[Start of Extracted data]
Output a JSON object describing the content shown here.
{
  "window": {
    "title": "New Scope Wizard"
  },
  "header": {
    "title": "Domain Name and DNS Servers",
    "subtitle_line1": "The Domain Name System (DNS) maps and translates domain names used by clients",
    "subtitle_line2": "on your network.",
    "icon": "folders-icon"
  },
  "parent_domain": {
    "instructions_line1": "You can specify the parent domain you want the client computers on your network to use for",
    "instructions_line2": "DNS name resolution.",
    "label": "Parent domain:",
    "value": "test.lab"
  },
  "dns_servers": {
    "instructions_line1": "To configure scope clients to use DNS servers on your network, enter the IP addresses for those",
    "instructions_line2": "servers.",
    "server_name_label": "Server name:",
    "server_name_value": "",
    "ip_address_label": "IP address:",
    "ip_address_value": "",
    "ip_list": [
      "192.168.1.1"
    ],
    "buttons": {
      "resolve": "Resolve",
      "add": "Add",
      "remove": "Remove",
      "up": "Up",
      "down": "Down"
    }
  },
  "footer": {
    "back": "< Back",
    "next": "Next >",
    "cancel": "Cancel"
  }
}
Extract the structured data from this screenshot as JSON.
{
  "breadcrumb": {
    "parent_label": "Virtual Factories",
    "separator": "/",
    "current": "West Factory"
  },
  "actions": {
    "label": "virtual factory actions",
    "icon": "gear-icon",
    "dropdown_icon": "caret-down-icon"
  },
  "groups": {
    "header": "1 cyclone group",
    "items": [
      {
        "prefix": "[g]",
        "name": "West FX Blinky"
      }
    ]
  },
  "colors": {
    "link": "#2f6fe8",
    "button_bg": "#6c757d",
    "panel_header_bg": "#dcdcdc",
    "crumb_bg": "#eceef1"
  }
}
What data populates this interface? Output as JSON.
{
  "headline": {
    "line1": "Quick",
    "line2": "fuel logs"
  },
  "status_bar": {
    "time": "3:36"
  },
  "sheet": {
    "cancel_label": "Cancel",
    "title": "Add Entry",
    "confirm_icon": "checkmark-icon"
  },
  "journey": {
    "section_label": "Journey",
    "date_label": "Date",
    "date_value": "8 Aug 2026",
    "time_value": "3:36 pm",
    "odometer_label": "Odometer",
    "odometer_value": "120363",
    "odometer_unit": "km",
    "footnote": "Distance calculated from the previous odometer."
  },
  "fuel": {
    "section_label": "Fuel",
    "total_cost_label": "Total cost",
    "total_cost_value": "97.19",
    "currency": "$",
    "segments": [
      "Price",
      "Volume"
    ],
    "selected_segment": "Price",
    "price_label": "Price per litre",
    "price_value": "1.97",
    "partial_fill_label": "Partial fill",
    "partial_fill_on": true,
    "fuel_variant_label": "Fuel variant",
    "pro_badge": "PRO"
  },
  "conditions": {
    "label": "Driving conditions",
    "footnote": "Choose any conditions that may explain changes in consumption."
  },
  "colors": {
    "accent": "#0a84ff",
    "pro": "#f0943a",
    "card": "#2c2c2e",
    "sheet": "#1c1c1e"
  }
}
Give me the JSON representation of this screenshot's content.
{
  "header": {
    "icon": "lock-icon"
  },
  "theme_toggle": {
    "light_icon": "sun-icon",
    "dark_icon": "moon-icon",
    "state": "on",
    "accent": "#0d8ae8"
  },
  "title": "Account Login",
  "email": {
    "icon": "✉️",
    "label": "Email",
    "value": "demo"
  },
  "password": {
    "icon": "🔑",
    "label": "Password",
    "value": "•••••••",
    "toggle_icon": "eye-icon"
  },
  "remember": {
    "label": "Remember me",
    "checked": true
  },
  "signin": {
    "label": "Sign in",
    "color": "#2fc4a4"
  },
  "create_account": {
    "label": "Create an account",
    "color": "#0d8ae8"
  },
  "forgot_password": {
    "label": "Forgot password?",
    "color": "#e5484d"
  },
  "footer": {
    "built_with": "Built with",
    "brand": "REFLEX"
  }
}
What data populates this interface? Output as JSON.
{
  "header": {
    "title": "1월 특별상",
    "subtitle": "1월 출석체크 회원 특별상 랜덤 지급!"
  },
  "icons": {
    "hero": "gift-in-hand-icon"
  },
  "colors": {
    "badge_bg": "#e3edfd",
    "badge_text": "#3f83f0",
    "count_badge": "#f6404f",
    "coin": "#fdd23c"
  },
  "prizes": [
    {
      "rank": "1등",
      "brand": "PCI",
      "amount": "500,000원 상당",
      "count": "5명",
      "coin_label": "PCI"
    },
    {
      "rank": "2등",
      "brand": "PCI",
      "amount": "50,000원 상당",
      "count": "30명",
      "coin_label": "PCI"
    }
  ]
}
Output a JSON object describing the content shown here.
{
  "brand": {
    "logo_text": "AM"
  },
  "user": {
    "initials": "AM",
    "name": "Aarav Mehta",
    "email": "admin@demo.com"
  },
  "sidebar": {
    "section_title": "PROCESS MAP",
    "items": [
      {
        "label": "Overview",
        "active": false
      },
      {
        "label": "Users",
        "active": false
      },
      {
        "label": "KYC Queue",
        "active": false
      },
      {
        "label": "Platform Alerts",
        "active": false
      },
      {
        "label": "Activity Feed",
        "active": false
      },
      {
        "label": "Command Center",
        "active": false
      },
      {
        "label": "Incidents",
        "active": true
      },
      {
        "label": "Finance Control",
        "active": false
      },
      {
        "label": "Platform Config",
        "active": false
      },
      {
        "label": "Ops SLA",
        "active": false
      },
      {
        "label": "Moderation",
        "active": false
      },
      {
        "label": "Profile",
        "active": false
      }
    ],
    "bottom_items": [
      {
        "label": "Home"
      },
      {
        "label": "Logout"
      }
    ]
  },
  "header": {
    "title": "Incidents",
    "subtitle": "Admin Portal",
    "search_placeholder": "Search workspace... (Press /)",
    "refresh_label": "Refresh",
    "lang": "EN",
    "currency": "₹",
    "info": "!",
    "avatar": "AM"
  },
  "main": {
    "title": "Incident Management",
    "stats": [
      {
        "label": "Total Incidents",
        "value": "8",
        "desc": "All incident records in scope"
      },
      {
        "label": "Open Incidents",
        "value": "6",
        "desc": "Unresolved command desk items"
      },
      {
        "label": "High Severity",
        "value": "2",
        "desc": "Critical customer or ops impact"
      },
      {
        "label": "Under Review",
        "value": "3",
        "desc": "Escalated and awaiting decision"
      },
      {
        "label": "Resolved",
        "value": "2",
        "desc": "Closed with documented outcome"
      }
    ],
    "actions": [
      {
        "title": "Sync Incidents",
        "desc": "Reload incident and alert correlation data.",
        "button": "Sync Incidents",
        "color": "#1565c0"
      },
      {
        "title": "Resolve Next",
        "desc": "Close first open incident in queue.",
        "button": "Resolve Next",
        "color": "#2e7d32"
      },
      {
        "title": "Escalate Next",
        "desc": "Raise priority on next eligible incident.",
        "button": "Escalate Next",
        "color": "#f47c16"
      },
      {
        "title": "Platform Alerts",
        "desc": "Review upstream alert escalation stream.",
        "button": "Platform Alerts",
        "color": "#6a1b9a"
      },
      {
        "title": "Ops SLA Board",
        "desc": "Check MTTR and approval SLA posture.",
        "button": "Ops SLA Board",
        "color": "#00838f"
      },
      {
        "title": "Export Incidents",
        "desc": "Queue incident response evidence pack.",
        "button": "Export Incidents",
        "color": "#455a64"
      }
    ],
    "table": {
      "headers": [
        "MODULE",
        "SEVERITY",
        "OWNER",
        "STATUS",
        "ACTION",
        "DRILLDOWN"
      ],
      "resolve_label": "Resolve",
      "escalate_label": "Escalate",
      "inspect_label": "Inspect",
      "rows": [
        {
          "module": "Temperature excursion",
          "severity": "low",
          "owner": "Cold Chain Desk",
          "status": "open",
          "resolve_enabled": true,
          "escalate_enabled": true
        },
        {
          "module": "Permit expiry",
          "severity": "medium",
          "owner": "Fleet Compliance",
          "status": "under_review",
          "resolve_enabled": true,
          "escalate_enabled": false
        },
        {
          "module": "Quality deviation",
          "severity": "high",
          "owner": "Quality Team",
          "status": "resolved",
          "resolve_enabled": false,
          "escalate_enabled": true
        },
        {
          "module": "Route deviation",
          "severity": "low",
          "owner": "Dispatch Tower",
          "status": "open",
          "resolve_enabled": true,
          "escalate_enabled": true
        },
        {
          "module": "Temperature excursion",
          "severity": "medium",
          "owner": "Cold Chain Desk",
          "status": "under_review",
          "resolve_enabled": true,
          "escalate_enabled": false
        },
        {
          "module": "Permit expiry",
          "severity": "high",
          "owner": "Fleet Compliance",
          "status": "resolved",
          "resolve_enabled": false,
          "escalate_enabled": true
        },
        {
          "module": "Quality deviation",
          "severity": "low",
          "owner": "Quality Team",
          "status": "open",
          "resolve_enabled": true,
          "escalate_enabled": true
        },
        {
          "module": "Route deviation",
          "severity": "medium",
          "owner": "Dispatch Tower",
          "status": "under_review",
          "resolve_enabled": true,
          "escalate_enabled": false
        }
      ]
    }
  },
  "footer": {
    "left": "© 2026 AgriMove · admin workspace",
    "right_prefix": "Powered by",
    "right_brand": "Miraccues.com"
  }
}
[End of Extracted data]
### Problem description
Copy all the lines above that hold the string "your".

### Result of the task
    "subtitle_line2": "on your network.",
    "instructions_line1": "You can specify the parent domain you want the client computers on your network to use for",
    "instructions_line1": "To configure scope clients to use DNS servers on your network, enter the IP addresses for those",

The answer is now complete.